TASK INSTRUCTIONS ->
Search the records that follow and extract every line containing the string "Louder".

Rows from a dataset

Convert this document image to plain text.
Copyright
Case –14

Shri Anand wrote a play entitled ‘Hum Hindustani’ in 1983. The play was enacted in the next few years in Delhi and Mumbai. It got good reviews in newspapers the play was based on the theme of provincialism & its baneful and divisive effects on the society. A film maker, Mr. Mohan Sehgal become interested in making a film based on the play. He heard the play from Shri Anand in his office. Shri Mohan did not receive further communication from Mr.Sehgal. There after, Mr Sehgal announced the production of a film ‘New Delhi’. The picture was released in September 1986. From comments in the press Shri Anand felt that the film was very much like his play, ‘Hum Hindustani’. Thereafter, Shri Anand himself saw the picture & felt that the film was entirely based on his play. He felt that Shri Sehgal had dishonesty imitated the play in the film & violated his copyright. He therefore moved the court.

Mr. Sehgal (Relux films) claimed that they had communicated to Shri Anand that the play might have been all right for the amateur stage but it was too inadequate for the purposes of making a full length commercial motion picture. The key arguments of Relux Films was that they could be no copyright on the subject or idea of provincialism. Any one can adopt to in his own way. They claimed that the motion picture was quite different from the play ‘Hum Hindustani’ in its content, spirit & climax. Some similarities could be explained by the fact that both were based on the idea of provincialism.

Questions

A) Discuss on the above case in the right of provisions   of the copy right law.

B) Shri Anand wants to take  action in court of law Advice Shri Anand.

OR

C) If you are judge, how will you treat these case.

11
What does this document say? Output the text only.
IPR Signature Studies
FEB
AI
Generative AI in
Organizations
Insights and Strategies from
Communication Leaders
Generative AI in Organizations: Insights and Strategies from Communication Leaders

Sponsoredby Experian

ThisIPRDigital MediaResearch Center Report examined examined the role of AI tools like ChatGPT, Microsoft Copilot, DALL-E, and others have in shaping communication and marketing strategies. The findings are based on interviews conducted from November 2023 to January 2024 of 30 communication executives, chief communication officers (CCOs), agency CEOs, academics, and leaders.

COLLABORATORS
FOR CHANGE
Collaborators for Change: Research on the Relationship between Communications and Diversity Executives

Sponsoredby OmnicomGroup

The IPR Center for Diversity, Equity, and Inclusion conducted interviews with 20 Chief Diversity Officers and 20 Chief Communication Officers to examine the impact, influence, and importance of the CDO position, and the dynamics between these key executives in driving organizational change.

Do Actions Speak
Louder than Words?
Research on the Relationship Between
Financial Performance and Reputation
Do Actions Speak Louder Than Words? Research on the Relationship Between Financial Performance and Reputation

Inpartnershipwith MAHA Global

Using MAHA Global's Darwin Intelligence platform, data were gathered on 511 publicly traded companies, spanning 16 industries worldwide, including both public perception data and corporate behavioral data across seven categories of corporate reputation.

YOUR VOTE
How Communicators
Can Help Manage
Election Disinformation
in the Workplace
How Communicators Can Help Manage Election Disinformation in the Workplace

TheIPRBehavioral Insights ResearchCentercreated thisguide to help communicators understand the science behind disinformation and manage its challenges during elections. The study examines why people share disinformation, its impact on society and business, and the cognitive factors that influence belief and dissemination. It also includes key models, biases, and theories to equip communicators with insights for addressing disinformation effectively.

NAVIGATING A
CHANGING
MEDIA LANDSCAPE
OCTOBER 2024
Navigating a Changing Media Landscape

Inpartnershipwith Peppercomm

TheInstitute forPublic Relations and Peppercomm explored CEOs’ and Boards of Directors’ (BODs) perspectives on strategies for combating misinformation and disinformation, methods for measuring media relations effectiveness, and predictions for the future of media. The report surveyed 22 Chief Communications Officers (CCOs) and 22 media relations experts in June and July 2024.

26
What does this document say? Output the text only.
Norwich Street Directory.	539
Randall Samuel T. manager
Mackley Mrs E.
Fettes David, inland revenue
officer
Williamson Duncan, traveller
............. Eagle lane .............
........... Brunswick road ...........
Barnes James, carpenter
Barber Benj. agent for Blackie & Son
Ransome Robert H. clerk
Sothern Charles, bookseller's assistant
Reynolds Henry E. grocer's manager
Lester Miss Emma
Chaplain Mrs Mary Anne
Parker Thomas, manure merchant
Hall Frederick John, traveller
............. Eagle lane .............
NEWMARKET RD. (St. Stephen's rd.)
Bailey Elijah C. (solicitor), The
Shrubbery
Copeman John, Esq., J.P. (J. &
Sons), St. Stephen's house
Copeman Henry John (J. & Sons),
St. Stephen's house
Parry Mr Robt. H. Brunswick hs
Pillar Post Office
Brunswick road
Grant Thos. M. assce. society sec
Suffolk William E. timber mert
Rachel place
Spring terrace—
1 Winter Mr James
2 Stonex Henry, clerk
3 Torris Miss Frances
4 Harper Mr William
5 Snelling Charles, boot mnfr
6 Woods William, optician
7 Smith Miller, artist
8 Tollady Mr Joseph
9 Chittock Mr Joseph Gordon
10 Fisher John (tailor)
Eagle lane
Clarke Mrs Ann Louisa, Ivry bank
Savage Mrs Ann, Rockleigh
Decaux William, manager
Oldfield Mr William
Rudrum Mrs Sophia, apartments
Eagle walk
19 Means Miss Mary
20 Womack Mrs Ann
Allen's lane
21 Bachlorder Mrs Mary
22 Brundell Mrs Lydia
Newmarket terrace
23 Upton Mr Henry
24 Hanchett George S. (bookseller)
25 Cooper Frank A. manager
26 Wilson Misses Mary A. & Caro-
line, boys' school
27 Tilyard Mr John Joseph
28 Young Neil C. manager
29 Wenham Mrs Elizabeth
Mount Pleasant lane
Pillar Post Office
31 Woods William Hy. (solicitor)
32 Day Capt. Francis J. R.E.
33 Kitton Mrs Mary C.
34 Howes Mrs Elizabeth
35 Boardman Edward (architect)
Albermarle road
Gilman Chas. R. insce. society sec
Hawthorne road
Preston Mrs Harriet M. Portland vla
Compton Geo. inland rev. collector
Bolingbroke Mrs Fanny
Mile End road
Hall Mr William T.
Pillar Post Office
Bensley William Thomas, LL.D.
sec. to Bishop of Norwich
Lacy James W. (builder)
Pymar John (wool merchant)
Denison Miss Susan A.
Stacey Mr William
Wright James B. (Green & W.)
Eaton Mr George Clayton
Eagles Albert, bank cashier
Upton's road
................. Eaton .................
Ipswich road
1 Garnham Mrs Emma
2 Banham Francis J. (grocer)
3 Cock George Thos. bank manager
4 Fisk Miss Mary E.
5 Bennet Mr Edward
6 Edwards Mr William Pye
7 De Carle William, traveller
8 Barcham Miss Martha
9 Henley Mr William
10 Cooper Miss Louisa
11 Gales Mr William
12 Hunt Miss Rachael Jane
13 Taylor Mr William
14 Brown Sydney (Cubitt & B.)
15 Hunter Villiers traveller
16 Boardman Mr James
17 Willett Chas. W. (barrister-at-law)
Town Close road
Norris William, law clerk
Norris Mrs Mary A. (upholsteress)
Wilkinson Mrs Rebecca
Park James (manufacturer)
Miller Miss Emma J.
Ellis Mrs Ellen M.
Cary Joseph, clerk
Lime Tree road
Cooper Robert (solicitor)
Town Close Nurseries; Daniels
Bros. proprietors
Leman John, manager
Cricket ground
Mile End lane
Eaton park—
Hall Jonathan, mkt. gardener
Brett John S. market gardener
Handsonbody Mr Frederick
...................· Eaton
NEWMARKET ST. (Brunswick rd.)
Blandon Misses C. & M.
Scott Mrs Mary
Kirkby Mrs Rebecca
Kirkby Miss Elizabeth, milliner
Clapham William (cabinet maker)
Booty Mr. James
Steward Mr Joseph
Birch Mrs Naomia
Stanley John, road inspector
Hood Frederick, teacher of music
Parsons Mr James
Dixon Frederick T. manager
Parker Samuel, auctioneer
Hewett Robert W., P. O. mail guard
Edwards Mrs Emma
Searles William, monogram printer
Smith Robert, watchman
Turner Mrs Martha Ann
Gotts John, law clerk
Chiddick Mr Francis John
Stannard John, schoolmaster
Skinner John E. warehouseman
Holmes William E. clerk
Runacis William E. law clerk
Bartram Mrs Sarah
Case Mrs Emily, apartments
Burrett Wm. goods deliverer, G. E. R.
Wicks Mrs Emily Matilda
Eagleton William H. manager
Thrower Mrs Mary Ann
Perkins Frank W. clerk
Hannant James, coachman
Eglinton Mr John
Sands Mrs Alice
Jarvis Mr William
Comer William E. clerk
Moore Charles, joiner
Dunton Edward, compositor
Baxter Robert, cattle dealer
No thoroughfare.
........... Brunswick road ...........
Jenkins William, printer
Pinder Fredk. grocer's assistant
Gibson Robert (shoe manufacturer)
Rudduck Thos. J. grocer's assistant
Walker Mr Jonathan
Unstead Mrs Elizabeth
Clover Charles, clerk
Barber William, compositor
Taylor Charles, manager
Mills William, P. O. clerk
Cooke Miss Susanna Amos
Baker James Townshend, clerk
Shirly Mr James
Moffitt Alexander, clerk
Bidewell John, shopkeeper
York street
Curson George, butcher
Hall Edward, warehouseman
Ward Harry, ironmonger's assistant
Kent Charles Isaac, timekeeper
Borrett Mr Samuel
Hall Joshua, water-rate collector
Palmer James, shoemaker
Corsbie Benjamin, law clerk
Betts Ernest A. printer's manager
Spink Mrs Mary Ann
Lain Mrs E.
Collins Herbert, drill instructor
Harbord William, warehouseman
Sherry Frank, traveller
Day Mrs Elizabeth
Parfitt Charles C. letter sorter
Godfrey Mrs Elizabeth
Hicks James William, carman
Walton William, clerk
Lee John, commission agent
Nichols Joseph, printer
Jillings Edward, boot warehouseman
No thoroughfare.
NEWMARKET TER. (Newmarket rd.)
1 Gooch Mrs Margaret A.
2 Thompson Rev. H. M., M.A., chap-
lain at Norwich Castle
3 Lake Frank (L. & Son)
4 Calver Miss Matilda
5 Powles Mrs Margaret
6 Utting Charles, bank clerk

RESULT OF THIS TASK ->
Louder than Words?
Do Actions Speak Louder Than Words? Research on the Relationship Between Financial Performance and Reputation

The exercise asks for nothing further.